» **Request**: Copy out every record below, word for word.
--- start Provided material ---
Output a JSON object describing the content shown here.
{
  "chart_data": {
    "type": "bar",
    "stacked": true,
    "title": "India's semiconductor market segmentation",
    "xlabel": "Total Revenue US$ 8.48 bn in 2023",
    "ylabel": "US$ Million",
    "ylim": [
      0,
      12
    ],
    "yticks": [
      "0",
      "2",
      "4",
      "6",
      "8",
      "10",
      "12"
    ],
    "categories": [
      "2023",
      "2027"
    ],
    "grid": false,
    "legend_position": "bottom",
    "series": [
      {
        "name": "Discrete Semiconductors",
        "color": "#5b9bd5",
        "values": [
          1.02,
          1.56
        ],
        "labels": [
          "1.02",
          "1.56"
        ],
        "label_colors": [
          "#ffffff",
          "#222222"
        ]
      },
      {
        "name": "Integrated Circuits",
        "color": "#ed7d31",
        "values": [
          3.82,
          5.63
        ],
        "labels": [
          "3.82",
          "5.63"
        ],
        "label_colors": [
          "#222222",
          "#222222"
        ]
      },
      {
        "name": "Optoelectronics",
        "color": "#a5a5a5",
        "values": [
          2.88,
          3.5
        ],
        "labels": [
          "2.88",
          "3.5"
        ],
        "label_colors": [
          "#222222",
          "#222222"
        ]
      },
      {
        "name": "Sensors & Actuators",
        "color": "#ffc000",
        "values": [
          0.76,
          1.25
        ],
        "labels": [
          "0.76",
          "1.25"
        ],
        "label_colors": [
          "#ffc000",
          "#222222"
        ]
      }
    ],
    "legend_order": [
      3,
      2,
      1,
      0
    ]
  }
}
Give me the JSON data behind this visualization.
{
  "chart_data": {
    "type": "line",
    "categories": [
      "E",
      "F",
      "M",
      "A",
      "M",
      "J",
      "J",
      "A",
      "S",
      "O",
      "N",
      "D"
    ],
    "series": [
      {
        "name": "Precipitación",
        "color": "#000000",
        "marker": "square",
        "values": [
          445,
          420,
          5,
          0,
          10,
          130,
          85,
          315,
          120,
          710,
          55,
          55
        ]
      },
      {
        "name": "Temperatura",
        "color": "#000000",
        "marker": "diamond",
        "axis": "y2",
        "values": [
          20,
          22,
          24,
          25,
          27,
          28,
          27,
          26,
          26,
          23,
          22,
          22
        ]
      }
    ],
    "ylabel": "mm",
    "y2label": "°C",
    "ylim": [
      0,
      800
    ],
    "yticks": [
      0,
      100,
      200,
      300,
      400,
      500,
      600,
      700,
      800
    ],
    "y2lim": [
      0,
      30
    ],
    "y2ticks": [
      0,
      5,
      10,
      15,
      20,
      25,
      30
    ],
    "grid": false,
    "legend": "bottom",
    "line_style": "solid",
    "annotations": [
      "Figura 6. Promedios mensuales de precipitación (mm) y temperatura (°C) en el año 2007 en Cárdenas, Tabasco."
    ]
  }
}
--- end Provided material ---
» **Answer in full**:
Output a JSON object describing the content shown here.
{
  "chart_data": {
    "type": "bar",
    "stacked": true,
    "title": "India's semiconductor market segmentation",
    "xlabel": "Total Revenue US$ 8.48 bn in 2023",
    "ylabel": "US$ Million",
    "ylim": [
      0,
      12
    ],
    "yticks": [
      "0",
      "2",
      "4",
      "6",
      "8",
      "10",
      "12"
    ],
    "categories": [
      "2023",
      "2027"
    ],
    "grid": false,
    "legend_position": "bottom",
    "series": [
      {
        "name": "Discrete Semiconductors",
        "color": "#5b9bd5",
        "values": [
          1.02,
          1.56
        ],
        "labels": [
          "1.02",
          "1.56"
        ],
        "label_colors": [
          "#ffffff",
          "#222222"
        ]
      },
      {
        "name": "Integrated Circuits",
        "color": "#ed7d31",
        "values": [
          3.82,
          5.63
        ],
        "labels": [
          "3.82",
          "5.63"
        ],
        "label_colors": [
          "#222222",
          "#222222"
        ]
      },
      {
        "name": "Optoelectronics",
        "color": "#a5a5a5",
        "values": [
          2.88,
          3.5
        ],
        "labels": [
          "2.88",
          "3.5"
        ],
        "label_colors": [
          "#222222",
          "#222222"
        ]
      },
      {
        "name": "Sensors & Actuators",
        "color": "#ffc000",
        "values": [
          0.76,
          1.25
        ],
        "labels": [
          "0.76",
          "1.25"
        ],
        "label_colors": [
          "#ffc000",
          "#222222"
        ]
      }
    ],
    "legend_order": [
      3,
      2,
      1,
      0
    ]
  }
}
Give me the JSON data behind this visualization.
{
  "chart_data": {
    "type": "line",
    "categories": [
      "E",
      "F",
      "M",
      "A",
      "M",
      "J",
      "J",
      "A",
      "S",
      "O",
      "N",
      "D"
    ],
    "series": [
      {
        "name": "Precipitación",
        "color": "#000000",
        "marker": "square",
        "values": [
          445,
          420,
          5,
          0,
          10,
          130,
          85,
          315,
          120,
          710,
          55,
          55
        ]
      },
      {
        "name": "Temperatura",
        "color": "#000000",
        "marker": "diamond",
        "axis": "y2",
        "values": [
          20,
          22,
          24,
          25,
          27,
          28,
          27,
          26,
          26,
          23,
          22,
          22
        ]
      }
    ],
    "ylabel": "mm",
    "y2label": "°C",
    "ylim": [
      0,
      800
    ],
    "yticks": [
      0,
      100,
      200,
      300,
      400,
      500,
      600,
      700,
      800
    ],
    "y2lim": [
      0,
      30
    ],
    "y2ticks": [
      0,
      5,
      10,
      15,
      20,
      25,
      30
    ],
    "grid": false,
    "legend": "bottom",
    "line_style": "solid",
    "annotations": [
      "Figura 6. Promedios mensuales de precipitación (mm) y temperatura (°C) en el año 2007 en Cárdenas, Tabasco."
    ]
  }
}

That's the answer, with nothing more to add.